• WRITTEN REQUEST: Copy out every one of the items below, reproducing each line character for character.
####
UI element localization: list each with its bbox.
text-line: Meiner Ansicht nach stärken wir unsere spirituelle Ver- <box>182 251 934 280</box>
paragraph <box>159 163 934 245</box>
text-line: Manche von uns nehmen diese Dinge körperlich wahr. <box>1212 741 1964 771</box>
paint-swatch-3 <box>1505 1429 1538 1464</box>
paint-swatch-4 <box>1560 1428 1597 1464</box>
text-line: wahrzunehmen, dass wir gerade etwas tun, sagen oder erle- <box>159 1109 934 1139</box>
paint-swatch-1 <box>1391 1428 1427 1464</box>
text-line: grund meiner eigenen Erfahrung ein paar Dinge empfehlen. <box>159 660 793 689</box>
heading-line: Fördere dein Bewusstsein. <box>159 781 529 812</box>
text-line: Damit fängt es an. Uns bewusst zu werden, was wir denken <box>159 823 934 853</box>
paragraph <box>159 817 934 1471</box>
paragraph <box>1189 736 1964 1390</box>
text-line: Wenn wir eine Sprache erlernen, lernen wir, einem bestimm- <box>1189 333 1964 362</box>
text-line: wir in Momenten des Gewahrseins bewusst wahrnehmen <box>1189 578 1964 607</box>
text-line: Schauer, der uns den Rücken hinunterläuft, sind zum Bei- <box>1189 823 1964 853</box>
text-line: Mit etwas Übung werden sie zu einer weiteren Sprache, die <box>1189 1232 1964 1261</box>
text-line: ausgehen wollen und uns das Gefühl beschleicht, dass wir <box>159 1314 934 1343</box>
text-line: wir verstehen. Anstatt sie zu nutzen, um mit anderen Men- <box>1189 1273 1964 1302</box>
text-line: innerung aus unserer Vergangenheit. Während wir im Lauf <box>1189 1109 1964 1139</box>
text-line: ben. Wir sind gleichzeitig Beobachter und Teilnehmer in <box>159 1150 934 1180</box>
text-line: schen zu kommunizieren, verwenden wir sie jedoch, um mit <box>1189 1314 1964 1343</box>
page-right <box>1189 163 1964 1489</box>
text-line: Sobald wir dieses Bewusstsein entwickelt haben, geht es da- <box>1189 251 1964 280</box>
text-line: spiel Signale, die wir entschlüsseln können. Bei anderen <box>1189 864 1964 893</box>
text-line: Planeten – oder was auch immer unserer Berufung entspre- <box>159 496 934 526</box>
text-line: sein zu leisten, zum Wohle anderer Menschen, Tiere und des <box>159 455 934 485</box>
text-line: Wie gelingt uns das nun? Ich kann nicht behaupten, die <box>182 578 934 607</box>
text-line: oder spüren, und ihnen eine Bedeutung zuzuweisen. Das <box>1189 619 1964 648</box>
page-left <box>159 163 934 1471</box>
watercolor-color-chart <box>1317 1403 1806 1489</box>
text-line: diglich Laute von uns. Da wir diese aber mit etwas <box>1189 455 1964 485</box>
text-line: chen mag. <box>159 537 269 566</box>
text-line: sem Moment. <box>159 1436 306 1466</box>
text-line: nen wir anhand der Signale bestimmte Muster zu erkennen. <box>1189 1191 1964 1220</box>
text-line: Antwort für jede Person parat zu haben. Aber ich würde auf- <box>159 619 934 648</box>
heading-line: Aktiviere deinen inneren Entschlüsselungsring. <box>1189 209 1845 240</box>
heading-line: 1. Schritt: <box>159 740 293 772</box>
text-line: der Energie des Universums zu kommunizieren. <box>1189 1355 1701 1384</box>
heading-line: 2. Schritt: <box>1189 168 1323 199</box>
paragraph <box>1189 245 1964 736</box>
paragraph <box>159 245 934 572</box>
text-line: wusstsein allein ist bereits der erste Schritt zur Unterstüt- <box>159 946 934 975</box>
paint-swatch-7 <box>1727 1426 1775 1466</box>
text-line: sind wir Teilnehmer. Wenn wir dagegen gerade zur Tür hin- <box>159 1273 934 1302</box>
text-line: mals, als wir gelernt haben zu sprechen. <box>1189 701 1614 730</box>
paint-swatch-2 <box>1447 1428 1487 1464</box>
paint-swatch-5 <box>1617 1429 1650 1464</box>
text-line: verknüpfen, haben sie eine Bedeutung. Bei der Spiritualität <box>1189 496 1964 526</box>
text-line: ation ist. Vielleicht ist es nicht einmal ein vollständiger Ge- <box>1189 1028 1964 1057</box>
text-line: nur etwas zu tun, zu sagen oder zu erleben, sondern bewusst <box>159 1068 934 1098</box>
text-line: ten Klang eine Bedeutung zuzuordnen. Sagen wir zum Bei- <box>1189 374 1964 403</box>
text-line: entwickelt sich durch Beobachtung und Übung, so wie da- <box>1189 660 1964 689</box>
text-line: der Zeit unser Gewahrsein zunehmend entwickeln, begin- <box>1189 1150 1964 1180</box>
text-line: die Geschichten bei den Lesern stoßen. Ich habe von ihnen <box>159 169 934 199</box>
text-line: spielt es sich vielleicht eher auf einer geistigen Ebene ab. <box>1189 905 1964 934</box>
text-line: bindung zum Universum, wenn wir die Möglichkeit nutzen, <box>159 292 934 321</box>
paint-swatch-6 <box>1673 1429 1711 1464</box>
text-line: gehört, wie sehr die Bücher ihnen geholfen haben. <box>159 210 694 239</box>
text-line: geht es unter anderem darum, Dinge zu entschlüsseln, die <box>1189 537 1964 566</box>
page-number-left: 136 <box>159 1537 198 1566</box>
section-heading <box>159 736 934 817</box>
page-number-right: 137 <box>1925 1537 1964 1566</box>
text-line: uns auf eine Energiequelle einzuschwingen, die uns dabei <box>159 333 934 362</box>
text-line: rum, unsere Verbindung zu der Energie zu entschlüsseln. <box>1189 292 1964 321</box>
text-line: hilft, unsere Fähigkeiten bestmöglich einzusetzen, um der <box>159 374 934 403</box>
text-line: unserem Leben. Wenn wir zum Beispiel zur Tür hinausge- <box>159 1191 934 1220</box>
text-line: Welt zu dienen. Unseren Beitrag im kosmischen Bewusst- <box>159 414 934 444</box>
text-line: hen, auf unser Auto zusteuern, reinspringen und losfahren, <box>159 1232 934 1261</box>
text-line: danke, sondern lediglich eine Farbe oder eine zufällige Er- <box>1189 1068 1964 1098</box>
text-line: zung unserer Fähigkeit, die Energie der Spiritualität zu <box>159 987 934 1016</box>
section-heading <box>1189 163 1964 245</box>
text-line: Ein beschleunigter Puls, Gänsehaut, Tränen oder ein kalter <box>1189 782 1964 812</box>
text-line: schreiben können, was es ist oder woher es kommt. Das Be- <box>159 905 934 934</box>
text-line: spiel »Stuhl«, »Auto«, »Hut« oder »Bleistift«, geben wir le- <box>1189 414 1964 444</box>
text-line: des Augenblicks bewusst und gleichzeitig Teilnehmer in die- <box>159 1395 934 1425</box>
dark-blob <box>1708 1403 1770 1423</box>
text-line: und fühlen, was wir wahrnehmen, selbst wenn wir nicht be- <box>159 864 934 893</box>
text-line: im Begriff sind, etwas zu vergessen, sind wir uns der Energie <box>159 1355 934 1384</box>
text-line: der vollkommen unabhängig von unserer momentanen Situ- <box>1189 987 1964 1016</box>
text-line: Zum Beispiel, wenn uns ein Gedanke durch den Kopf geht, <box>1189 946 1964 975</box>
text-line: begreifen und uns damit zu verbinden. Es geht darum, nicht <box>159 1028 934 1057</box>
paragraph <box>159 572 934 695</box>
####
• OUTPUT OF THE EXERCISE:
UI element localization: list each with its bbox.
text-line: Meiner Ansicht nach stärken wir unsere spirituelle Ver- <box>182 251 934 280</box>
paragraph <box>159 163 934 245</box>
text-line: Manche von uns nehmen diese Dinge körperlich wahr. <box>1212 741 1964 771</box>
paint-swatch-3 <box>1505 1429 1538 1464</box>
paint-swatch-4 <box>1560 1428 1597 1464</box>
text-line: wahrzunehmen, dass wir gerade etwas tun, sagen oder erle- <box>159 1109 934 1139</box>
paint-swatch-1 <box>1391 1428 1427 1464</box>
text-line: grund meiner eigenen Erfahrung ein paar Dinge empfehlen. <box>159 660 793 689</box>
heading-line: Fördere dein Bewusstsein. <box>159 781 529 812</box>
text-line: Damit fängt es an. Uns bewusst zu werden, was wir denken <box>159 823 934 853</box>
paragraph <box>159 817 934 1471</box>
paragraph <box>1189 736 1964 1390</box>
text-line: Wenn wir eine Sprache erlernen, lernen wir, einem bestimm- <box>1189 333 1964 362</box>
text-line: wir in Momenten des Gewahrseins bewusst wahrnehmen <box>1189 578 1964 607</box>
text-line: Schauer, der uns den Rücken hinunterläuft, sind zum Bei- <box>1189 823 1964 853</box>
text-line: Mit etwas Übung werden sie zu einer weiteren Sprache, die <box>1189 1232 1964 1261</box>
text-line: ausgehen wollen und uns das Gefühl beschleicht, dass wir <box>159 1314 934 1343</box>
text-line: wir verstehen. Anstatt sie zu nutzen, um mit anderen Men- <box>1189 1273 1964 1302</box>
text-line: innerung aus unserer Vergangenheit. Während wir im Lauf <box>1189 1109 1964 1139</box>
text-line: ben. Wir sind gleichzeitig Beobachter und Teilnehmer in <box>159 1150 934 1180</box>
text-line: schen zu kommunizieren, verwenden wir sie jedoch, um mit <box>1189 1314 1964 1343</box>
page-right <box>1189 163 1964 1489</box>
text-line: Sobald wir dieses Bewusstsein entwickelt haben, geht es da- <box>1189 251 1964 280</box>
text-line: spiel Signale, die wir entschlüsseln können. Bei anderen <box>1189 864 1964 893</box>
text-line: Planeten – oder was auch immer unserer Berufung entspre- <box>159 496 934 526</box>
text-line: sein zu leisten, zum Wohle anderer Menschen, Tiere und des <box>159 455 934 485</box>
text-line: Wie gelingt uns das nun? Ich kann nicht behaupten, die <box>182 578 934 607</box>
text-line: oder spüren, und ihnen eine Bedeutung zuzuweisen. Das <box>1189 619 1964 648</box>
page-left <box>159 163 934 1471</box>
watercolor-color-chart <box>1317 1403 1806 1489</box>
text-line: diglich Laute von uns. Da wir diese aber mit etwas <box>1189 455 1964 485</box>
text-line: chen mag. <box>159 537 269 566</box>
text-line: sem Moment. <box>159 1436 306 1466</box>
text-line: nen wir anhand der Signale bestimmte Muster zu erkennen. <box>1189 1191 1964 1220</box>
text-line: Antwort für jede Person parat zu haben. Aber ich würde auf- <box>159 619 934 648</box>
heading-line: Aktiviere deinen inneren Entschlüsselungsring. <box>1189 209 1845 240</box>
heading-line: 1. Schritt: <box>159 740 293 772</box>
text-line: der Energie des Universums zu kommunizieren. <box>1189 1355 1701 1384</box>
heading-line: 2. Schritt: <box>1189 168 1323 199</box>
paragraph <box>1189 245 1964 736</box>
paragraph <box>159 245 934 572</box>
text-line: wusstsein allein ist bereits der erste Schritt zur Unterstüt- <box>159 946 934 975</box>
paint-swatch-7 <box>1727 1426 1775 1466</box>
text-line: sind wir Teilnehmer. Wenn wir dagegen gerade zur Tür hin- <box>159 1273 934 1302</box>
text-line: mals, als wir gelernt haben zu sprechen. <box>1189 701 1614 730</box>
paint-swatch-2 <box>1447 1428 1487 1464</box>
paint-swatch-5 <box>1617 1429 1650 1464</box>
text-line: verknüpfen, haben sie eine Bedeutung. Bei der Spiritualität <box>1189 496 1964 526</box>
text-line: ation ist. Vielleicht ist es nicht einmal ein vollständiger Ge- <box>1189 1028 1964 1057</box>
text-line: nur etwas zu tun, zu sagen oder zu erleben, sondern bewusst <box>159 1068 934 1098</box>
text-line: ten Klang eine Bedeutung zuzuordnen. Sagen wir zum Bei- <box>1189 374 1964 403</box>
text-line: entwickelt sich durch Beobachtung und Übung, so wie da- <box>1189 660 1964 689</box>
text-line: der Zeit unser Gewahrsein zunehmend entwickeln, begin- <box>1189 1150 1964 1180</box>
text-line: die Geschichten bei den Lesern stoßen. Ich habe von ihnen <box>159 169 934 199</box>
text-line: spielt es sich vielleicht eher auf einer geistigen Ebene ab. <box>1189 905 1964 934</box>
text-line: bindung zum Universum, wenn wir die Möglichkeit nutzen, <box>159 292 934 321</box>
paint-swatch-6 <box>1673 1429 1711 1464</box>
text-line: gehört, wie sehr die Bücher ihnen geholfen haben. <box>159 210 694 239</box>
text-line: geht es unter anderem darum, Dinge zu entschlüsseln, die <box>1189 537 1964 566</box>
page-number-left: 136 <box>159 1537 198 1566</box>
section-heading <box>159 736 934 817</box>
page-number-right: 137 <box>1925 1537 1964 1566</box>
text-line: uns auf eine Energiequelle einzuschwingen, die uns dabei <box>159 333 934 362</box>
text-line: rum, unsere Verbindung zu der Energie zu entschlüsseln. <box>1189 292 1964 321</box>
text-line: hilft, unsere Fähigkeiten bestmöglich einzusetzen, um der <box>159 374 934 403</box>
text-line: unserem Leben. Wenn wir zum Beispiel zur Tür hinausge- <box>159 1191 934 1220</box>
text-line: Welt zu dienen. Unseren Beitrag im kosmischen Bewusst- <box>159 414 934 444</box>
text-line: hen, auf unser Auto zusteuern, reinspringen und losfahren, <box>159 1232 934 1261</box>
text-line: danke, sondern lediglich eine Farbe oder eine zufällige Er- <box>1189 1068 1964 1098</box>
text-line: zung unserer Fähigkeit, die Energie der Spiritualität zu <box>159 987 934 1016</box>
section-heading <box>1189 163 1964 245</box>
text-line: Ein beschleunigter Puls, Gänsehaut, Tränen oder ein kalter <box>1189 782 1964 812</box>
text-line: schreiben können, was es ist oder woher es kommt. Das Be- <box>159 905 934 934</box>
text-line: spiel »Stuhl«, »Auto«, »Hut« oder »Bleistift«, geben wir le- <box>1189 414 1964 444</box>
text-line: des Augenblicks bewusst und gleichzeitig Teilnehmer in die- <box>159 1395 934 1425</box>
dark-blob <box>1708 1403 1770 1423</box>
text-line: und fühlen, was wir wahrnehmen, selbst wenn wir nicht be- <box>159 864 934 893</box>
text-line: im Begriff sind, etwas zu vergessen, sind wir uns der Energie <box>159 1355 934 1384</box>
text-line: der vollkommen unabhängig von unserer momentanen Situ- <box>1189 987 1964 1016</box>
text-line: Zum Beispiel, wenn uns ein Gedanke durch den Kopf geht, <box>1189 946 1964 975</box>
text-line: begreifen und uns damit zu verbinden. Es geht darum, nicht <box>159 1028 934 1057</box>
paragraph <box>159 572 934 695</box>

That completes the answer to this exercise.